-- Data --
-- begin --

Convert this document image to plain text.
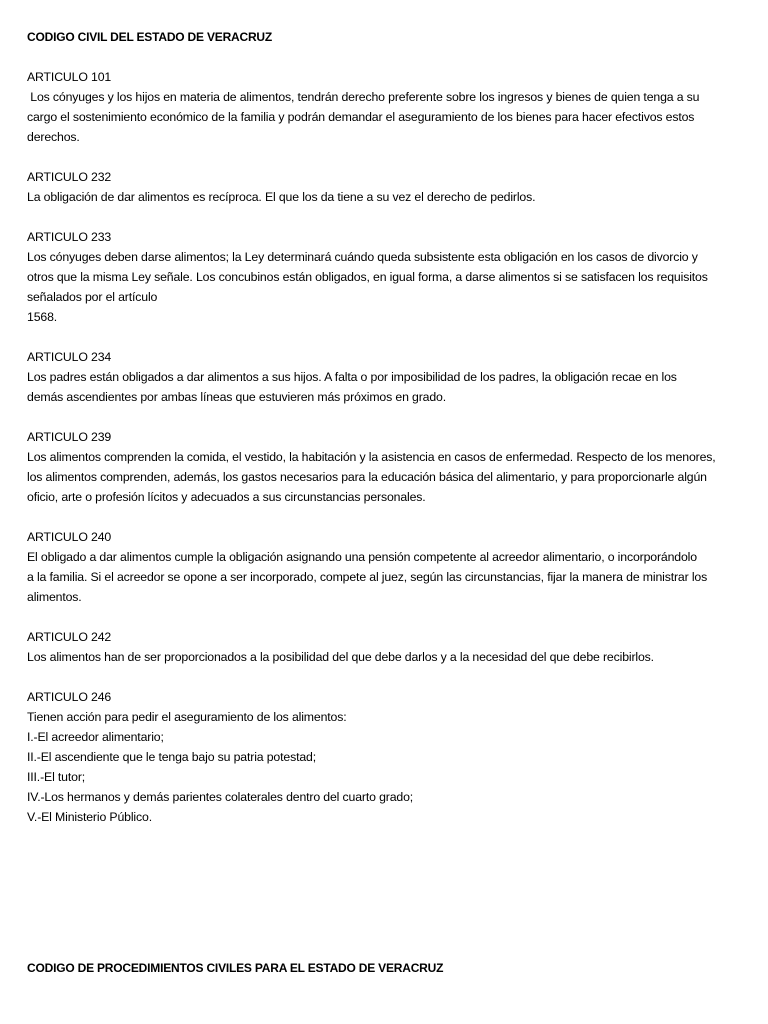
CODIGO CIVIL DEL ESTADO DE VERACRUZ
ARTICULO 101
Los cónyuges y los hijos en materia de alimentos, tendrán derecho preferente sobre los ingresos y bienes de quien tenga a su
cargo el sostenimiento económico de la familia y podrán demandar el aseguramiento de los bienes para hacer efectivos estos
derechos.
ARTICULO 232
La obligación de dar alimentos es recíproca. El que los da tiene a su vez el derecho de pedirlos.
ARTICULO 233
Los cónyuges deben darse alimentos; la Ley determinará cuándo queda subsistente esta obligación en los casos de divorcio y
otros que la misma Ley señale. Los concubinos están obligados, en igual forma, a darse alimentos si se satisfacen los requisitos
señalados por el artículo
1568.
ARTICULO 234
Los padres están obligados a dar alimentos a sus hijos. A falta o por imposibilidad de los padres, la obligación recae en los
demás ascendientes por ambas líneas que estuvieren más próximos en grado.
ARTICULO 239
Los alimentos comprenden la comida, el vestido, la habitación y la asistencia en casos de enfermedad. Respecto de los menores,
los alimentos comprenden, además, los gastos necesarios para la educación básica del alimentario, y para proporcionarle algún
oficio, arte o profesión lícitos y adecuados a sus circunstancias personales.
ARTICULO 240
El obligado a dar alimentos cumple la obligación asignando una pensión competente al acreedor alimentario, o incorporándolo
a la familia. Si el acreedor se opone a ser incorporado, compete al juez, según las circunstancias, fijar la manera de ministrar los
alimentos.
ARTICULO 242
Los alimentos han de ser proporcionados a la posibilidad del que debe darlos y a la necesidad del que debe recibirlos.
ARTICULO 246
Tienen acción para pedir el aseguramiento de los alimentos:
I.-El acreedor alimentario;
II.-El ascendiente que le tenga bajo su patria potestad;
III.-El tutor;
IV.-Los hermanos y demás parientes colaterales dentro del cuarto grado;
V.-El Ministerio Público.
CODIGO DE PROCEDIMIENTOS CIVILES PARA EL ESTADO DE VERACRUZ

-- end --

-- Written exercise --
From the data above, work out how many lines contain the string "ESTADO" and reply with only the number.

-- Solution for this task --
2